Check each line of the listing below for the word "selected" and say how many lines have it. Nothing else should be written.

»»

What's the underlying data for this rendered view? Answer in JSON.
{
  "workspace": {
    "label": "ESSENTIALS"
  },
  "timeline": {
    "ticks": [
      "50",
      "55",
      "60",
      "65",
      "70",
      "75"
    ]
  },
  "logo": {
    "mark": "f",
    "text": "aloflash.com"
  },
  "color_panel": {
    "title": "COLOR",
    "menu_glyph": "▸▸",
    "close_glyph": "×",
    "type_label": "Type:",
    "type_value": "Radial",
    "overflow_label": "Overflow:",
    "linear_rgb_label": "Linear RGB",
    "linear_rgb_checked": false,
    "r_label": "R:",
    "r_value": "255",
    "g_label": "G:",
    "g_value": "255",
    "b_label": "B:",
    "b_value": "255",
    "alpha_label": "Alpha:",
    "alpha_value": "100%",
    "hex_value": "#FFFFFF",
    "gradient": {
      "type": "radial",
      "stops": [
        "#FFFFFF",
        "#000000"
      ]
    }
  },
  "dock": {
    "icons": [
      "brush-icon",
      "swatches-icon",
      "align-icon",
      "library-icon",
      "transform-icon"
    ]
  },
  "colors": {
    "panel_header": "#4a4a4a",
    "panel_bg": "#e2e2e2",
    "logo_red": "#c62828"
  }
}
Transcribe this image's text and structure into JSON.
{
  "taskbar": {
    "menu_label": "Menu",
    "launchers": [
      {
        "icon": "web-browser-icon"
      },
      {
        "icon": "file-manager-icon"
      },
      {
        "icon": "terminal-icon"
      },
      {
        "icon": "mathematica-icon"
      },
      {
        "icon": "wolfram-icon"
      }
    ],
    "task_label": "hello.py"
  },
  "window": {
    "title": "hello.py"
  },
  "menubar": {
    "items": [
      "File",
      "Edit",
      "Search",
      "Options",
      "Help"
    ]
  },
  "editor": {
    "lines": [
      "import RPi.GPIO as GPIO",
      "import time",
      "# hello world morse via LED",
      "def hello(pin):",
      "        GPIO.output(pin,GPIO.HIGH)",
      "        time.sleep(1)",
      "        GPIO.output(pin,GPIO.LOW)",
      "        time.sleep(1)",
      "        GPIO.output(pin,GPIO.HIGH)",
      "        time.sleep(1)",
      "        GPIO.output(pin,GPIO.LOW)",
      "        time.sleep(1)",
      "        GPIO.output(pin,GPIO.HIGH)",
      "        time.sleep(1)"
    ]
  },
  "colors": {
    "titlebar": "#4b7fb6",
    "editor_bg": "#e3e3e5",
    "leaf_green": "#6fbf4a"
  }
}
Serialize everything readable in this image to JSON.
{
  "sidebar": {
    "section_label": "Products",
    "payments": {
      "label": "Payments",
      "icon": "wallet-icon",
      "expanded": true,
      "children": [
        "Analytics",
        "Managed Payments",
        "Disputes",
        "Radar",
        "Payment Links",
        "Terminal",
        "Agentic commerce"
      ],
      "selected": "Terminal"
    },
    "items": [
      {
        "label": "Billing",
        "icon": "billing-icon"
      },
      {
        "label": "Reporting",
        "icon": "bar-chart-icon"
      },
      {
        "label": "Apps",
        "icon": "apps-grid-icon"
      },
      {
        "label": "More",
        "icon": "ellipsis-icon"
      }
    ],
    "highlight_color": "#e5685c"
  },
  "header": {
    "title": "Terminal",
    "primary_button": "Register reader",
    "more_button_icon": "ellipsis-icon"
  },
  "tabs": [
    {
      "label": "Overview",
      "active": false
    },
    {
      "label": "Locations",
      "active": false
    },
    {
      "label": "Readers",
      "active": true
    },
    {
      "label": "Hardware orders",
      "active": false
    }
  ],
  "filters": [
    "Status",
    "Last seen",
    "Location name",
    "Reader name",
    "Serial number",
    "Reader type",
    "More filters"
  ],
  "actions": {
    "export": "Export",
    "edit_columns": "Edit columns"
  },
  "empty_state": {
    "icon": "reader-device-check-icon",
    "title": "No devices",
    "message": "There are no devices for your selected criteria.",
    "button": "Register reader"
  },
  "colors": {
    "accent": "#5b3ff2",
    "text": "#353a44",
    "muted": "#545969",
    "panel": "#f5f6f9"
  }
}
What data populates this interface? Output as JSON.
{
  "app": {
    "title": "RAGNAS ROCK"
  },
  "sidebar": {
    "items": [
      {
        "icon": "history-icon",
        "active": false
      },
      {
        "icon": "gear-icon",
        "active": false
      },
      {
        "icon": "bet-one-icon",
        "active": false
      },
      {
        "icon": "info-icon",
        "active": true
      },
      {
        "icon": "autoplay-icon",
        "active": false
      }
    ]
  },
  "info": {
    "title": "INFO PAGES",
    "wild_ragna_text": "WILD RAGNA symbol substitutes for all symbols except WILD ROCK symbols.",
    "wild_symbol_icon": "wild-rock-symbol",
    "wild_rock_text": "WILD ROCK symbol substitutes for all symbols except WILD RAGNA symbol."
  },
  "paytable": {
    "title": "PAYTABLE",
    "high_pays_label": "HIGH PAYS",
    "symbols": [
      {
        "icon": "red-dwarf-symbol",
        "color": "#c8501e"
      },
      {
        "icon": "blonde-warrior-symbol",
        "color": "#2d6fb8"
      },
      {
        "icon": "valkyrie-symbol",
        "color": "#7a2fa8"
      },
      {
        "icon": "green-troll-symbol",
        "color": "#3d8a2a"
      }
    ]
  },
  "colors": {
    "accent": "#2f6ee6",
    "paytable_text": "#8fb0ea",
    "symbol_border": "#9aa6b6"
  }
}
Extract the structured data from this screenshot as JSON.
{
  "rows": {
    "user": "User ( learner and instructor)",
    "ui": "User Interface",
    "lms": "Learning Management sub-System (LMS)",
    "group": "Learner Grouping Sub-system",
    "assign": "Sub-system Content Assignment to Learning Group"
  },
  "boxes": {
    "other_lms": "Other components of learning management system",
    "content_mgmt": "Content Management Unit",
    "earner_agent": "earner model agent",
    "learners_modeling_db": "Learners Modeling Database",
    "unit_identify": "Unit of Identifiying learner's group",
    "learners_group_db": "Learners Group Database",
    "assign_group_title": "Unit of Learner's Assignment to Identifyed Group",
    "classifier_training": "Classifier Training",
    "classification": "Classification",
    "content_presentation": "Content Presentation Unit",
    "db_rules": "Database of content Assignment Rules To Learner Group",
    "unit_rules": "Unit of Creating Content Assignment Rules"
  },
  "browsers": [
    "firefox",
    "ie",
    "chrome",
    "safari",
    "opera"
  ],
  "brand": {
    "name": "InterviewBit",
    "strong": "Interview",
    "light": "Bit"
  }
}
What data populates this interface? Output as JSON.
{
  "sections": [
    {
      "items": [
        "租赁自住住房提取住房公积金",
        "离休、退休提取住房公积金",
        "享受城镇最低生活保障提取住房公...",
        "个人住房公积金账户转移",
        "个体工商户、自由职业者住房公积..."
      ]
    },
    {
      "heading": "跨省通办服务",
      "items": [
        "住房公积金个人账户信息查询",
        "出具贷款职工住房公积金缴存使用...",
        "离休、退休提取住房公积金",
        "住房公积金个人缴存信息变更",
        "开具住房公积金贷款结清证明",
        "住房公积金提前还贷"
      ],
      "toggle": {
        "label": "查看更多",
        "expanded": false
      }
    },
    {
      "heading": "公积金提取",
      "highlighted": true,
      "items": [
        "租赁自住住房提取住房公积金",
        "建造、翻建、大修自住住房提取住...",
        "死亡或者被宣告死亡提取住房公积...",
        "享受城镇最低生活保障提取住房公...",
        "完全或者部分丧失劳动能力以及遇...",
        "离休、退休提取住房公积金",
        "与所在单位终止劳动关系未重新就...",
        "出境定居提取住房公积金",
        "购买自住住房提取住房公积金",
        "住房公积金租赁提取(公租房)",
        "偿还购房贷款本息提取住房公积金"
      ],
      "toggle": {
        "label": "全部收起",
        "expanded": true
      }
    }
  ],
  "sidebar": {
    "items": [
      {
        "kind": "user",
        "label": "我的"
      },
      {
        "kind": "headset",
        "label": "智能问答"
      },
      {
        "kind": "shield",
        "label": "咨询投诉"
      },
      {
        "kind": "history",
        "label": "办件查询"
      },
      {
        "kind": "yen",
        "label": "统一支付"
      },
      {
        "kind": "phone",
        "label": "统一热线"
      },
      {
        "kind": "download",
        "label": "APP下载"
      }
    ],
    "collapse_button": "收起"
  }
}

««

FULL ANSWER: 2